======== Given data ========
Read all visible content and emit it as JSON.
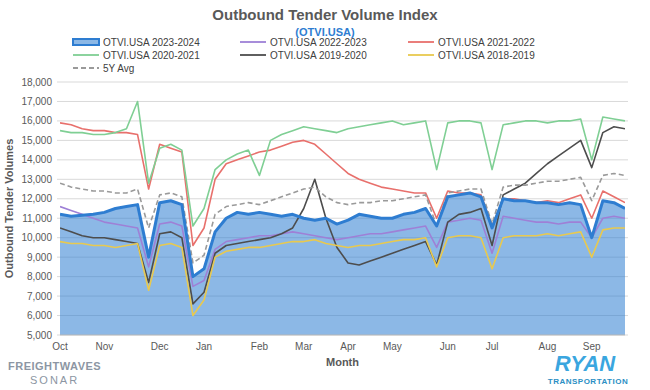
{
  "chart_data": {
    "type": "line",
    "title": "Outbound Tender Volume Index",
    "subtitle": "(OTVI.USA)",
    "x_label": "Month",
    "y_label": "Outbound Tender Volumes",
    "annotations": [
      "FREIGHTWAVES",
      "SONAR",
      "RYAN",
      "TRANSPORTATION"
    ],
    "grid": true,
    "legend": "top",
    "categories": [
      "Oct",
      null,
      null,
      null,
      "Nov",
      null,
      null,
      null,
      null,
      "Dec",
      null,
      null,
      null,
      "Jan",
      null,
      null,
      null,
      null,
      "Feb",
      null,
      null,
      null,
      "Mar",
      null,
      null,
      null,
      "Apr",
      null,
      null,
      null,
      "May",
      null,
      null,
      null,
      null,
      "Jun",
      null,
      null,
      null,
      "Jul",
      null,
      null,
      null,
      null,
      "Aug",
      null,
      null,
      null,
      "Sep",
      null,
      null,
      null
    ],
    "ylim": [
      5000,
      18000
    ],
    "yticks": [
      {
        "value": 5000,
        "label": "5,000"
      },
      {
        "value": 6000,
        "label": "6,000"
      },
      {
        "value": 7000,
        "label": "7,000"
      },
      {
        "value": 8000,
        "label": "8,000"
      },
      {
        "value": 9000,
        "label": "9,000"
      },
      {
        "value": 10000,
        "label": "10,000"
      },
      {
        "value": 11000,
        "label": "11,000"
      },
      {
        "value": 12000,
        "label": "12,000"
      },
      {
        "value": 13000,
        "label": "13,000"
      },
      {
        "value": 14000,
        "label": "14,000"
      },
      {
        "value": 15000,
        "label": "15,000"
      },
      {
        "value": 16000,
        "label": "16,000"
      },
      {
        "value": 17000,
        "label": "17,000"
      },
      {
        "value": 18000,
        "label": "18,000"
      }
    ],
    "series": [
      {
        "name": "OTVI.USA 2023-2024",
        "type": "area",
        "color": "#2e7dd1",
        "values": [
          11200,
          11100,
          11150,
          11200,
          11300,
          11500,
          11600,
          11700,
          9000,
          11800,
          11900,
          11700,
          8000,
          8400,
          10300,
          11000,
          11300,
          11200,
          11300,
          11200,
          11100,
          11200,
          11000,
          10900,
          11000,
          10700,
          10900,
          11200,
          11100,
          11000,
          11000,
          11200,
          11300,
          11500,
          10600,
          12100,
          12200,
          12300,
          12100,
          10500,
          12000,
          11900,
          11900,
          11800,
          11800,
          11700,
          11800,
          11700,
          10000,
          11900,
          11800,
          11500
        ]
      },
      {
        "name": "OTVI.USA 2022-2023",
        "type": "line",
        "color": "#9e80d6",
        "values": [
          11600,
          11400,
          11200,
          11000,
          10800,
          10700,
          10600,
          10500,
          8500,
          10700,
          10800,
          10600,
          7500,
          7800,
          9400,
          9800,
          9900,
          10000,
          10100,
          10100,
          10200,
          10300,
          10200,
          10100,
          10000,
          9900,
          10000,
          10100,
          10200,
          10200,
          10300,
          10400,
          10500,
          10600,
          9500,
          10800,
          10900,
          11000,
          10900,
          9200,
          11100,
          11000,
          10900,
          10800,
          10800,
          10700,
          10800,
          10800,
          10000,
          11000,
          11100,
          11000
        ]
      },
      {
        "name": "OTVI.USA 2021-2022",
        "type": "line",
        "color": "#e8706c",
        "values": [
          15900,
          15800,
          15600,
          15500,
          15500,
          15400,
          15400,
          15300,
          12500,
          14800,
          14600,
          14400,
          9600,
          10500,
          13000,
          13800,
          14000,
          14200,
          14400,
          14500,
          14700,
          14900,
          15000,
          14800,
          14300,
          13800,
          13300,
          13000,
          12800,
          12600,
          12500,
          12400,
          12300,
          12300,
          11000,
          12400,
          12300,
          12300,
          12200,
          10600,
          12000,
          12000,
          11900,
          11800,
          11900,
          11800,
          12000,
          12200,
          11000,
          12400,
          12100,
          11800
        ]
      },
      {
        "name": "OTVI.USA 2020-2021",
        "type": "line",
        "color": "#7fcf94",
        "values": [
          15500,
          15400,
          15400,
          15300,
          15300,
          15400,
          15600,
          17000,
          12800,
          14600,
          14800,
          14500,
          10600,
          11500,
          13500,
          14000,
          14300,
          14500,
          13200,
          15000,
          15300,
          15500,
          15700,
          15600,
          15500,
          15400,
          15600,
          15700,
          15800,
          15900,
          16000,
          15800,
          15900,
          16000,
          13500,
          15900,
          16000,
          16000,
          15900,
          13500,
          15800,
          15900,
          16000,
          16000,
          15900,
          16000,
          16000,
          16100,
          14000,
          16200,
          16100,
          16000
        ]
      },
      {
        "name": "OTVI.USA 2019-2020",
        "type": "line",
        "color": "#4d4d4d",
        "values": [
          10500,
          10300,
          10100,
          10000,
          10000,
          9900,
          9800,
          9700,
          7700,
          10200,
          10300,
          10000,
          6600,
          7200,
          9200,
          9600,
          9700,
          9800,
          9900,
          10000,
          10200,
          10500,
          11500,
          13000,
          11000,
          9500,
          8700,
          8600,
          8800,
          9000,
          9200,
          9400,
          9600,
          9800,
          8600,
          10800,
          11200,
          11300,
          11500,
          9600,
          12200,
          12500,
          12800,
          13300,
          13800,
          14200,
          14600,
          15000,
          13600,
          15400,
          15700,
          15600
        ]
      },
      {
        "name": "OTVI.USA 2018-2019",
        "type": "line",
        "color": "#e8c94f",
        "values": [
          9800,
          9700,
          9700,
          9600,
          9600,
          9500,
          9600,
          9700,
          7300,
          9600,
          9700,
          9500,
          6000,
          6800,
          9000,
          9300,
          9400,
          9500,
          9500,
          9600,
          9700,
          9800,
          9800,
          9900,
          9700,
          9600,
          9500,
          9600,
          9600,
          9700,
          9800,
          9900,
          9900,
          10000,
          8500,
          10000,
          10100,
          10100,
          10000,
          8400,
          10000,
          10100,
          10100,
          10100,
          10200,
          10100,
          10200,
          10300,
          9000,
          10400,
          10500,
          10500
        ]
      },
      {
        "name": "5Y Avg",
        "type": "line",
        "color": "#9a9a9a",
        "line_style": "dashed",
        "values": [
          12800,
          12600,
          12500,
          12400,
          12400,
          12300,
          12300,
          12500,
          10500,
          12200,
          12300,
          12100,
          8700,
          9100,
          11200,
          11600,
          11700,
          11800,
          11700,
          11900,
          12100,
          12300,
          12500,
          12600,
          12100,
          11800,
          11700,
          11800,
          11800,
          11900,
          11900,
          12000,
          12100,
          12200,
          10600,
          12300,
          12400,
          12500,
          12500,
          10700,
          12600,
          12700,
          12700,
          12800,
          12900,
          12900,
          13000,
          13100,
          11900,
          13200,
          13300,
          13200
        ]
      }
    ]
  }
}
========
Problem requirements: Reproduce all entries without any change, and omit the pictures.

Output for this exercise:
Read all visible content and emit it as JSON.
{
  "chart_data": {
    "type": "line",
    "title": "Outbound Tender Volume Index",
    "subtitle": "(OTVI.USA)",
    "x_label": "Month",
    "y_label": "Outbound Tender Volumes",
    "annotations": [
      "FREIGHTWAVES",
      "SONAR",
      "RYAN",
      "TRANSPORTATION"
    ],
    "grid": true,
    "legend": "top",
    "categories": [
      "Oct",
      null,
      null,
      null,
      "Nov",
      null,
      null,
      null,
      null,
      "Dec",
      null,
      null,
      null,
      "Jan",
      null,
      null,
      null,
      null,
      "Feb",
      null,
      null,
      null,
      "Mar",
      null,
      null,
      null,
      "Apr",
      null,
      null,
      null,
      "May",
      null,
      null,
      null,
      null,
      "Jun",
      null,
      null,
      null,
      "Jul",
      null,
      null,
      null,
      null,
      "Aug",
      null,
      null,
      null,
      "Sep",
      null,
      null,
      null
    ],
    "ylim": [
      5000,
      18000
    ],
    "yticks": [
      {
        "value": 5000,
        "label": "5,000"
      },
      {
        "value": 6000,
        "label": "6,000"
      },
      {
        "value": 7000,
        "label": "7,000"
      },
      {
        "value": 8000,
        "label": "8,000"
      },
      {
        "value": 9000,
        "label": "9,000"
      },
      {
        "value": 10000,
        "label": "10,000"
      },
      {
        "value": 11000,
        "label": "11,000"
      },
      {
        "value": 12000,
        "label": "12,000"
      },
      {
        "value": 13000,
        "label": "13,000"
      },
      {
        "value": 14000,
        "label": "14,000"
      },
      {
        "value": 15000,
        "label": "15,000"
      },
      {
        "value": 16000,
        "label": "16,000"
      },
      {
        "value": 17000,
        "label": "17,000"
      },
      {
        "value": 18000,
        "label": "18,000"
      }
    ],
    "series": [
      {
        "name": "OTVI.USA 2023-2024",
        "type": "area",
        "color": "#2e7dd1",
        "values": [
          11200,
          11100,
          11150,
          11200,
          11300,
          11500,
          11600,
          11700,
          9000,
          11800,
          11900,
          11700,
          8000,
          8400,
          10300,
          11000,
          11300,
          11200,
          11300,
          11200,
          11100,
          11200,
          11000,
          10900,
          11000,
          10700,
          10900,
          11200,
          11100,
          11000,
          11000,
          11200,
          11300,
          11500,
          10600,
          12100,
          12200,
          12300,
          12100,
          10500,
          12000,
          11900,
          11900,
          11800,
          11800,
          11700,
          11800,
          11700,
          10000,
          11900,
          11800,
          11500
        ]
      },
      {
        "name": "OTVI.USA 2022-2023",
        "type": "line",
        "color": "#9e80d6",
        "values": [
          11600,
          11400,
          11200,
          11000,
          10800,
          10700,
          10600,
          10500,
          8500,
          10700,
          10800,
          10600,
          7500,
          7800,
          9400,
          9800,
          9900,
          10000,
          10100,
          10100,
          10200,
          10300,
          10200,
          10100,
          10000,
          9900,
          10000,
          10100,
          10200,
          10200,
          10300,
          10400,
          10500,
          10600,
          9500,
          10800,
          10900,
          11000,
          10900,
          9200,
          11100,
          11000,
          10900,
          10800,
          10800,
          10700,
          10800,
          10800,
          10000,
          11000,
          11100,
          11000
        ]
      },
      {
        "name": "OTVI.USA 2021-2022",
        "type": "line",
        "color": "#e8706c",
        "values": [
          15900,
          15800,
          15600,
          15500,
          15500,
          15400,
          15400,
          15300,
          12500,
          14800,
          14600,
          14400,
          9600,
          10500,
          13000,
          13800,
          14000,
          14200,
          14400,
          14500,
          14700,
          14900,
          15000,
          14800,
          14300,
          13800,
          13300,
          13000,
          12800,
          12600,
          12500,
          12400,
          12300,
          12300,
          11000,
          12400,
          12300,
          12300,
          12200,
          10600,
          12000,
          12000,
          11900,
          11800,
          11900,
          11800,
          12000,
          12200,
          11000,
          12400,
          12100,
          11800
        ]
      },
      {
        "name": "OTVI.USA 2020-2021",
        "type": "line",
        "color": "#7fcf94",
        "values": [
          15500,
          15400,
          15400,
          15300,
          15300,
          15400,
          15600,
          17000,
          12800,
          14600,
          14800,
          14500,
          10600,
          11500,
          13500,
          14000,
          14300,
          14500,
          13200,
          15000,
          15300,
          15500,
          15700,
          15600,
          15500,
          15400,
          15600,
          15700,
          15800,
          15900,
          16000,
          15800,
          15900,
          16000,
          13500,
          15900,
          16000,
          16000,
          15900,
          13500,
          15800,
          15900,
          16000,
          16000,
          15900,
          16000,
          16000,
          16100,
          14000,
          16200,
          16100,
          16000
        ]
      },
      {
        "name": "OTVI.USA 2019-2020",
        "type": "line",
        "color": "#4d4d4d",
        "values": [
          10500,
          10300,
          10100,
          10000,
          10000,
          9900,
          9800,
          9700,
          7700,
          10200,
          10300,
          10000,
          6600,
          7200,
          9200,
          9600,
          9700,
          9800,
          9900,
          10000,
          10200,
          10500,
          11500,
          13000,
          11000,
          9500,
          8700,
          8600,
          8800,
          9000,
          9200,
          9400,
          9600,
          9800,
          8600,
          10800,
          11200,
          11300,
          11500,
          9600,
          12200,
          12500,
          12800,
          13300,
          13800,
          14200,
          14600,
          15000,
          13600,
          15400,
          15700,
          15600
        ]
      },
      {
        "name": "OTVI.USA 2018-2019",
        "type": "line",
        "color": "#e8c94f",
        "values": [
          9800,
          9700,
          9700,
          9600,
          9600,
          9500,
          9600,
          9700,
          7300,
          9600,
          9700,
          9500,
          6000,
          6800,
          9000,
          9300,
          9400,
          9500,
          9500,
          9600,
          9700,
          9800,
          9800,
          9900,
          9700,
          9600,
          9500,
          9600,
          9600,
          9700,
          9800,
          9900,
          9900,
          10000,
          8500,
          10000,
          10100,
          10100,
          10000,
          8400,
          10000,
          10100,
          10100,
          10100,
          10200,
          10100,
          10200,
          10300,
          9000,
          10400,
          10500,
          10500
        ]
      },
      {
        "name": "5Y Avg",
        "type": "line",
        "color": "#9a9a9a",
        "line_style": "dashed",
        "values": [
          12800,
          12600,
          12500,
          12400,
          12400,
          12300,
          12300,
          12500,
          10500,
          12200,
          12300,
          12100,
          8700,
          9100,
          11200,
          11600,
          11700,
          11800,
          11700,
          11900,
          12100,
          12300,
          12500,
          12600,
          12100,
          11800,
          11700,
          11800,
          11800,
          11900,
          11900,
          12000,
          12100,
          12200,
          10600,
          12300,
          12400,
          12500,
          12500,
          10700,
          12600,
          12700,
          12700,
          12800,
          12900,
          12900,
          13000,
          13100,
          11900,
          13200,
          13300,
          13200
        ]
      }
    ]
  }
}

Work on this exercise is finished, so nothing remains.